▸ WRITTEN TASK
All the data should be repeated exactly. Any image in it is left out.

▸ RECORD EXTRACTS

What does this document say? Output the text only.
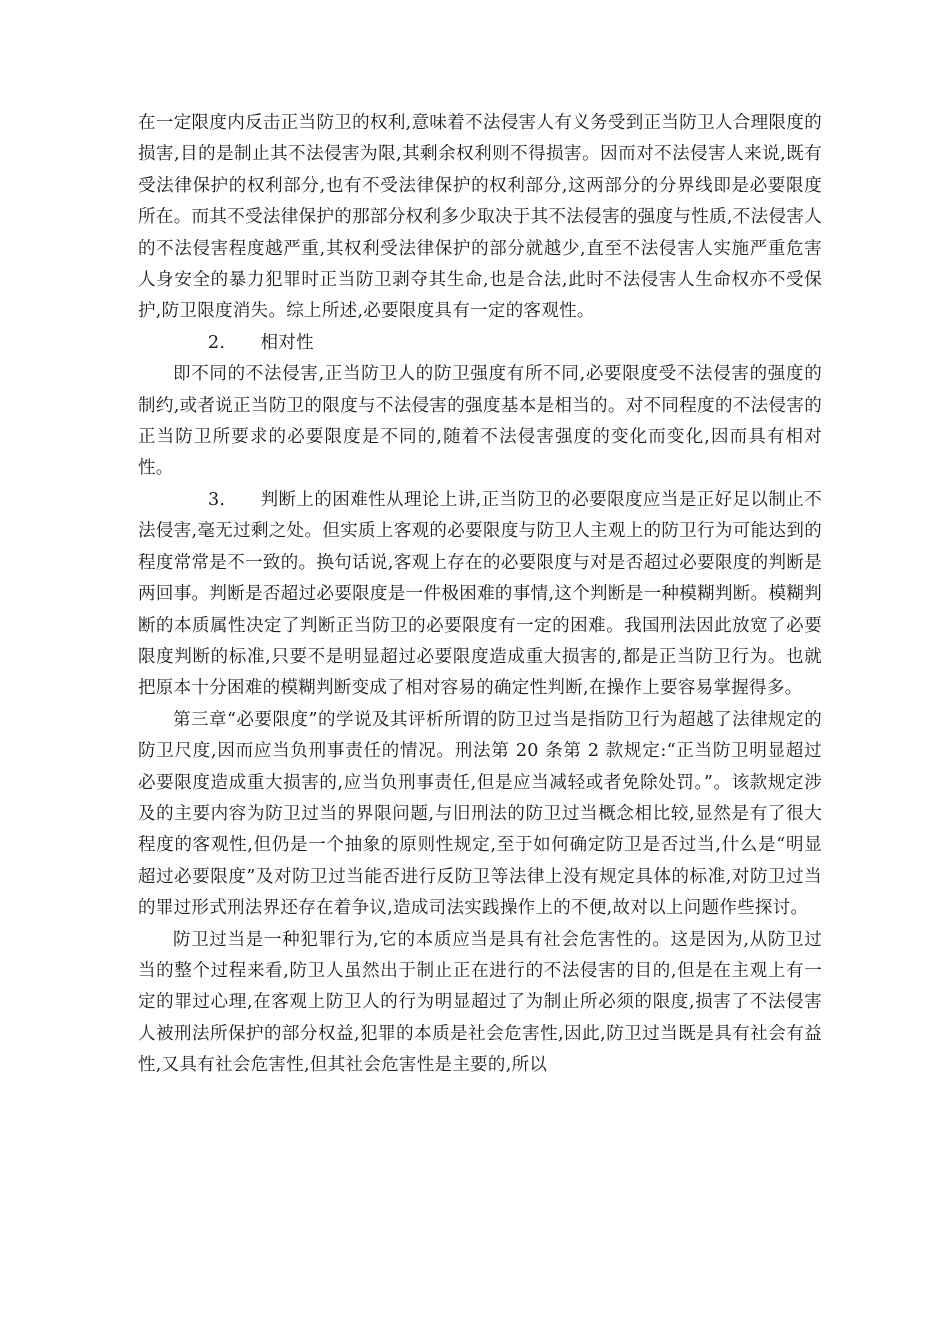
在一定限度内反击正当防卫的权利,意味着不法侵害人有义务受到正当防卫人合理限度的损害,目的是制止其不法侵害为限,其剩余权利则不得损害。因而对不法侵害人来说,既有受法律保护的权利部分,也有不受法律保护的权利部分,这两部分的分界线即是必要限度所在。而其不受法律保护的那部分权利多少取决于其不法侵害的强度与性质,不法侵害人的不法侵害程度越严重,其权利受法律保护的部分就越少,直至不法侵害人实施严重危害人身安全的暴力犯罪时正当防卫剥夺其生命,也是合法,此时不法侵害人生命权亦不受保护,防卫限度消失。综上所述,必要限度具有一定的客观性。

2. 相对性

即不同的不法侵害,正当防卫人的防卫强度有所不同,必要限度受不法侵害的强度的制约,或者说正当防卫的限度与不法侵害的强度基本是相当的。对不同程度的不法侵害的正当防卫所要求的必要限度是不同的,随着不法侵害强度的变化而变化,因而具有相对性。

3. 判断上的困难性从理论上讲,正当防卫的必要限度应当是正好足以制止不法侵害,毫无过剩之处。但实质上客观的必要限度与防卫人主观上的防卫行为可能达到的程度常常是不一致的。换句话说,客观上存在的必要限度与对是否超过必要限度的判断是两回事。判断是否超过必要限度是一件极困难的事情,这个判断是一种模糊判断。模糊判断的本质属性决定了判断正当防卫的必要限度有一定的困难。我国刑法因此放宽了必要限度判断的标准,只要不是明显超过必要限度造成重大损害的,都是正当防卫行为。也就把原本十分困难的模糊判断变成了相对容易的确定性判断,在操作上要容易掌握得多。

第三章“必要限度”的学说及其评析所谓的防卫过当是指防卫行为超越了法律规定的防卫尺度,因而应当负刑事责任的情况。刑法第 20 条第 2 款规定:“正当防卫明显超过必要限度造成重大损害的,应当负刑事责任,但是应当减轻或者免除处罚。”。该款规定涉及的主要内容为防卫过当的界限问题,与旧刑法的防卫过当概念相比较,显然是有了很大程度的客观性,但仍是一个抽象的原则性规定,至于如何确定防卫是否过当,什么是“明显超过必要限度”及对防卫过当能否进行反防卫等法律上没有规定具体的标准,对防卫过当的罪过形式刑法界还存在着争议,造成司法实践操作上的不便,故对以上问题作些探讨。

防卫过当是一种犯罪行为,它的本质应当是具有社会危害性的。这是因为,从防卫过当的整个过程来看,防卫人虽然出于制止正在进行的不法侵害的目的,但是在主观上有一定的罪过心理,在客观上防卫人的行为明显超过了为制止所必须的限度,损害了不法侵害人被刑法所保护的部分权益,犯罪的本质是社会危害性,因此,防卫过当既是具有社会有益性,又具有社会危害性,但其社会危害性是主要的,所以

▸ REPLY
What does this document say? Output the text only.
在一定限度内反击正当防卫的权利,意味着不法侵害人有义务受到正当防卫人合理限度的损害,目的是制止其不法侵害为限,其剩余权利则不得损害。因而对不法侵害人来说,既有受法律保护的权利部分,也有不受法律保护的权利部分,这两部分的分界线即是必要限度所在。而其不受法律保护的那部分权利多少取决于其不法侵害的强度与性质,不法侵害人的不法侵害程度越严重,其权利受法律保护的部分就越少,直至不法侵害人实施严重危害人身安全的暴力犯罪时正当防卫剥夺其生命,也是合法,此时不法侵害人生命权亦不受保护,防卫限度消失。综上所述,必要限度具有一定的客观性。

2. 相对性

即不同的不法侵害,正当防卫人的防卫强度有所不同,必要限度受不法侵害的强度的制约,或者说正当防卫的限度与不法侵害的强度基本是相当的。对不同程度的不法侵害的正当防卫所要求的必要限度是不同的,随着不法侵害强度的变化而变化,因而具有相对性。

3. 判断上的困难性从理论上讲,正当防卫的必要限度应当是正好足以制止不法侵害,毫无过剩之处。但实质上客观的必要限度与防卫人主观上的防卫行为可能达到的程度常常是不一致的。换句话说,客观上存在的必要限度与对是否超过必要限度的判断是两回事。判断是否超过必要限度是一件极困难的事情,这个判断是一种模糊判断。模糊判断的本质属性决定了判断正当防卫的必要限度有一定的困难。我国刑法因此放宽了必要限度判断的标准,只要不是明显超过必要限度造成重大损害的,都是正当防卫行为。也就把原本十分困难的模糊判断变成了相对容易的确定性判断,在操作上要容易掌握得多。

第三章“必要限度”的学说及其评析所谓的防卫过当是指防卫行为超越了法律规定的防卫尺度,因而应当负刑事责任的情况。刑法第 20 条第 2 款规定:“正当防卫明显超过必要限度造成重大损害的,应当负刑事责任,但是应当减轻或者免除处罚。”。该款规定涉及的主要内容为防卫过当的界限问题,与旧刑法的防卫过当概念相比较,显然是有了很大程度的客观性,但仍是一个抽象的原则性规定,至于如何确定防卫是否过当,什么是“明显超过必要限度”及对防卫过当能否进行反防卫等法律上没有规定具体的标准,对防卫过当的罪过形式刑法界还存在着争议,造成司法实践操作上的不便,故对以上问题作些探讨。

防卫过当是一种犯罪行为,它的本质应当是具有社会危害性的。这是因为,从防卫过当的整个过程来看,防卫人虽然出于制止正在进行的不法侵害的目的,但是在主观上有一定的罪过心理,在客观上防卫人的行为明显超过了为制止所必须的限度,损害了不法侵害人被刑法所保护的部分权益,犯罪的本质是社会危害性,因此,防卫过当既是具有社会有益性,又具有社会危害性,但其社会危害性是主要的,所以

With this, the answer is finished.